> [WHAT THIS TASK INVOLVES]:
Reproduce all records verbatim.
____________________
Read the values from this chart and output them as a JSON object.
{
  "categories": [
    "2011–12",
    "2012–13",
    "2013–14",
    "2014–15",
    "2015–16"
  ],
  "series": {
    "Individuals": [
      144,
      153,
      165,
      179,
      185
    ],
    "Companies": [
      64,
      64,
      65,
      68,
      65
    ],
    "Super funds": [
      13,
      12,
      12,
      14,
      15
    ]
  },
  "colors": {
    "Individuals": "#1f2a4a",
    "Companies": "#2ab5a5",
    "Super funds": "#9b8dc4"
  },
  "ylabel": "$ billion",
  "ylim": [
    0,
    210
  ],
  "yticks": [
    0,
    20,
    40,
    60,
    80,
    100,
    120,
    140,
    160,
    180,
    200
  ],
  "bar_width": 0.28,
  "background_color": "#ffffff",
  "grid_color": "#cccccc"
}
____________________
> [REPLY]:
Read the values from this chart and output them as a JSON object.
{
  "categories": [
    "2011–12",
    "2012–13",
    "2013–14",
    "2014–15",
    "2015–16"
  ],
  "series": {
    "Individuals": [
      144,
      153,
      165,
      179,
      185
    ],
    "Companies": [
      64,
      64,
      65,
      68,
      65
    ],
    "Super funds": [
      13,
      12,
      12,
      14,
      15
    ]
  },
  "colors": {
    "Individuals": "#1f2a4a",
    "Companies": "#2ab5a5",
    "Super funds": "#9b8dc4"
  },
  "ylabel": "$ billion",
  "ylim": [
    0,
    210
  ],
  "yticks": [
    0,
    20,
    40,
    60,
    80,
    100,
    120,
    140,
    160,
    180,
    200
  ],
  "bar_width": 0.28,
  "background_color": "#ffffff",
  "grid_color": "#cccccc"
}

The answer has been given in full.